§ **Instructions to follow**
Output the full listing below exactly as it reads, and skip anything that is a picture.

Figure content listings
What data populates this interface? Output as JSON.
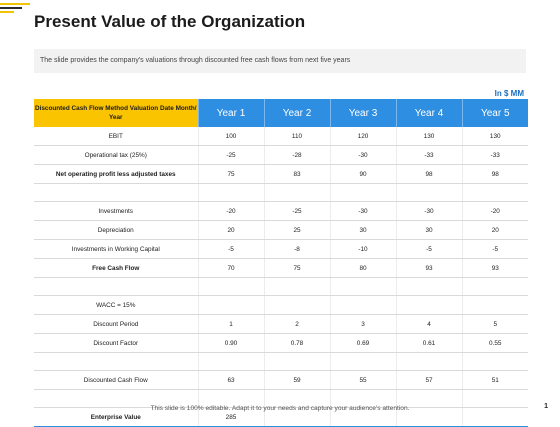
{
  "title": "Present Value of the Organization",
  "description": "The slide provides the company's valuations through discounted free cash flows from next five years",
  "unit": "In $ MM",
  "table": {
    "corner_label": "Discounted Cash Flow Method Valuation Date Month/ Year",
    "years": [
      "Year 1",
      "Year 2",
      "Year 3",
      "Year 4",
      "Year 5"
    ],
    "rows": [
      {
        "label": "EBIT",
        "bold": false,
        "values": [
          "100",
          "110",
          "120",
          "130",
          "130"
        ]
      },
      {
        "label": "Operational tax (25%)",
        "bold": false,
        "values": [
          "-25",
          "-28",
          "-30",
          "-33",
          "-33"
        ]
      },
      {
        "label": "Net operating profit less adjusted taxes",
        "bold": true,
        "values": [
          "75",
          "83",
          "90",
          "98",
          "98"
        ]
      },
      {
        "label": "",
        "bold": false,
        "values": [
          "",
          "",
          "",
          "",
          ""
        ]
      },
      {
        "label": "Investments",
        "bold": false,
        "values": [
          "-20",
          "-25",
          "-30",
          "-30",
          "-20"
        ]
      },
      {
        "label": "Depreciation",
        "bold": false,
        "values": [
          "20",
          "25",
          "30",
          "30",
          "20"
        ]
      },
      {
        "label": "Investments in Working Capital",
        "bold": false,
        "values": [
          "-5",
          "-8",
          "-10",
          "-5",
          "-5"
        ]
      },
      {
        "label": "Free Cash Flow",
        "bold": true,
        "values": [
          "70",
          "75",
          "80",
          "93",
          "93"
        ]
      },
      {
        "label": "",
        "bold": false,
        "values": [
          "",
          "",
          "",
          "",
          ""
        ]
      },
      {
        "label": "WACC = 15%",
        "bold": false,
        "values": [
          "",
          "",
          "",
          "",
          ""
        ]
      },
      {
        "label": "Discount Period",
        "bold": false,
        "values": [
          "1",
          "2",
          "3",
          "4",
          "5"
        ]
      },
      {
        "label": "Discount Factor",
        "bold": false,
        "values": [
          "0.90",
          "0.78",
          "0.69",
          "0.61",
          "0.55"
        ]
      },
      {
        "label": "",
        "bold": false,
        "values": [
          "",
          "",
          "",
          "",
          ""
        ]
      },
      {
        "label": "Discounted Cash Flow",
        "bold": false,
        "values": [
          "63",
          "59",
          "55",
          "57",
          "51"
        ]
      },
      {
        "label": "",
        "bold": false,
        "values": [
          "",
          "",
          "",
          "",
          ""
        ]
      },
      {
        "label": "Enterprise Value",
        "bold": true,
        "values": [
          "285",
          "",
          "",
          "",
          ""
        ]
      }
    ]
  },
  "footer": "This slide is 100% editable. Adapt it to your needs and capture your audience's attention.",
  "page_number": "1",
  "colors": {
    "accent_yellow": "#fbc400",
    "header_blue": "#2e8ee1",
    "unit_blue": "#1a6fc2"
  }
}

§ **Solution to this task**
What data populates this interface? Output as JSON.
{
  "title": "Present Value of the Organization",
  "description": "The slide provides the company's valuations through discounted free cash flows from next five years",
  "unit": "In $ MM",
  "table": {
    "corner_label": "Discounted Cash Flow Method Valuation Date Month/ Year",
    "years": [
      "Year 1",
      "Year 2",
      "Year 3",
      "Year 4",
      "Year 5"
    ],
    "rows": [
      {
        "label": "EBIT",
        "bold": false,
        "values": [
          "100",
          "110",
          "120",
          "130",
          "130"
        ]
      },
      {
        "label": "Operational tax (25%)",
        "bold": false,
        "values": [
          "-25",
          "-28",
          "-30",
          "-33",
          "-33"
        ]
      },
      {
        "label": "Net operating profit less adjusted taxes",
        "bold": true,
        "values": [
          "75",
          "83",
          "90",
          "98",
          "98"
        ]
      },
      {
        "label": "",
        "bold": false,
        "values": [
          "",
          "",
          "",
          "",
          ""
        ]
      },
      {
        "label": "Investments",
        "bold": false,
        "values": [
          "-20",
          "-25",
          "-30",
          "-30",
          "-20"
        ]
      },
      {
        "label": "Depreciation",
        "bold": false,
        "values": [
          "20",
          "25",
          "30",
          "30",
          "20"
        ]
      },
      {
        "label": "Investments in Working Capital",
        "bold": false,
        "values": [
          "-5",
          "-8",
          "-10",
          "-5",
          "-5"
        ]
      },
      {
        "label": "Free Cash Flow",
        "bold": true,
        "values": [
          "70",
          "75",
          "80",
          "93",
          "93"
        ]
      },
      {
        "label": "",
        "bold": false,
        "values": [
          "",
          "",
          "",
          "",
          ""
        ]
      },
      {
        "label": "WACC = 15%",
        "bold": false,
        "values": [
          "",
          "",
          "",
          "",
          ""
        ]
      },
      {
        "label": "Discount Period",
        "bold": false,
        "values": [
          "1",
          "2",
          "3",
          "4",
          "5"
        ]
      },
      {
        "label": "Discount Factor",
        "bold": false,
        "values": [
          "0.90",
          "0.78",
          "0.69",
          "0.61",
          "0.55"
        ]
      },
      {
        "label": "",
        "bold": false,
        "values": [
          "",
          "",
          "",
          "",
          ""
        ]
      },
      {
        "label": "Discounted Cash Flow",
        "bold": false,
        "values": [
          "63",
          "59",
          "55",
          "57",
          "51"
        ]
      },
      {
        "label": "",
        "bold": false,
        "values": [
          "",
          "",
          "",
          "",
          ""
        ]
      },
      {
        "label": "Enterprise Value",
        "bold": true,
        "values": [
          "285",
          "",
          "",
          "",
          ""
        ]
      }
    ]
  },
  "footer": "This slide is 100% editable. Adapt it to your needs and capture your audience's attention.",
  "page_number": "1",
  "colors": {
    "accent_yellow": "#fbc400",
    "header_blue": "#2e8ee1",
    "unit_blue": "#1a6fc2"
  }
}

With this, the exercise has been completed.